* Instructions for the task
Exactly repeat the material, dropping only the pictures.

(Figure content listings)
#####
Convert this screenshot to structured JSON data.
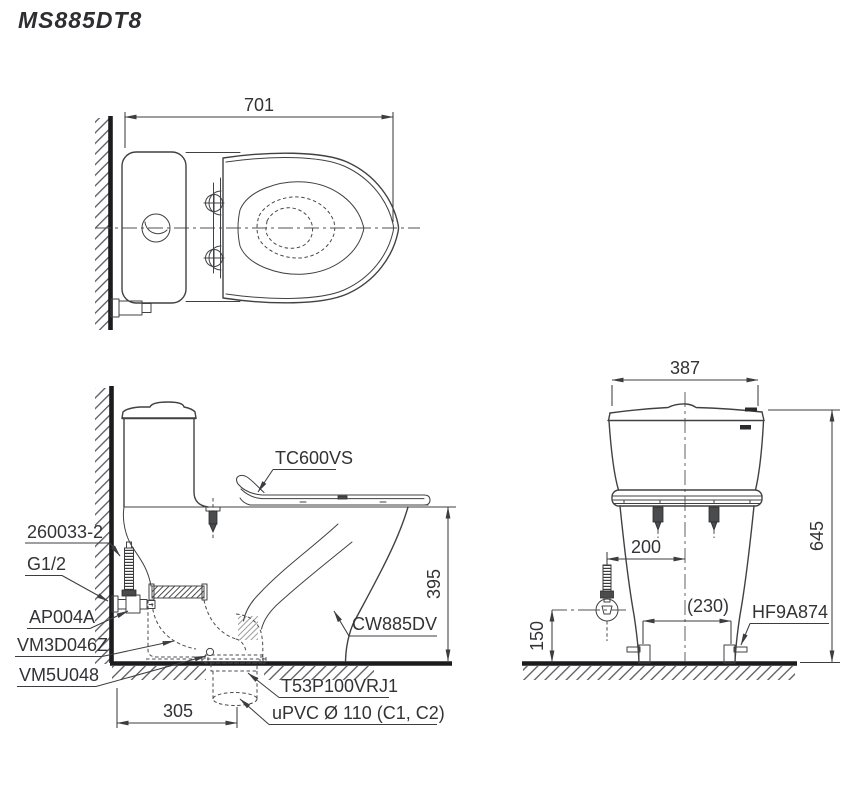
{
  "title": "MS885DT8",
  "colors": {
    "line": "#404143",
    "text": "#333336",
    "wall": "#1c1c1e",
    "bg": "#ffffff"
  },
  "top_view": {
    "dims": {
      "total_depth": "701"
    }
  },
  "side_view": {
    "parts": {
      "seat": "TC600VS",
      "supply_hose": "260033-2",
      "thread": "G1/2",
      "stop_valve": "AP004A",
      "inlet_valve": "VM3D046Z",
      "flush_valve": "VM5U048",
      "bowl": "CW885DV",
      "outlet_flange": "T53P100VRJ1",
      "drain_pipe": "uPVC Ø 110 (C1, C2)"
    },
    "dims": {
      "rim_height": "395",
      "outlet_offset": "305"
    }
  },
  "rear_view": {
    "parts": {
      "bolt_cap": "HF9A874"
    },
    "dims": {
      "tank_width": "387",
      "total_height": "645",
      "supply_offset": "200",
      "bolt_spacing": "(230)",
      "supply_height": "150"
    }
  }
}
#####
* Answer to this problem
Convert this screenshot to structured JSON data.
{
  "title": "MS885DT8",
  "colors": {
    "line": "#404143",
    "text": "#333336",
    "wall": "#1c1c1e",
    "bg": "#ffffff"
  },
  "top_view": {
    "dims": {
      "total_depth": "701"
    }
  },
  "side_view": {
    "parts": {
      "seat": "TC600VS",
      "supply_hose": "260033-2",
      "thread": "G1/2",
      "stop_valve": "AP004A",
      "inlet_valve": "VM3D046Z",
      "flush_valve": "VM5U048",
      "bowl": "CW885DV",
      "outlet_flange": "T53P100VRJ1",
      "drain_pipe": "uPVC Ø 110 (C1, C2)"
    },
    "dims": {
      "rim_height": "395",
      "outlet_offset": "305"
    }
  },
  "rear_view": {
    "parts": {
      "bolt_cap": "HF9A874"
    },
    "dims": {
      "tank_width": "387",
      "total_height": "645",
      "supply_offset": "200",
      "bolt_spacing": "(230)",
      "supply_height": "150"
    }
  }
}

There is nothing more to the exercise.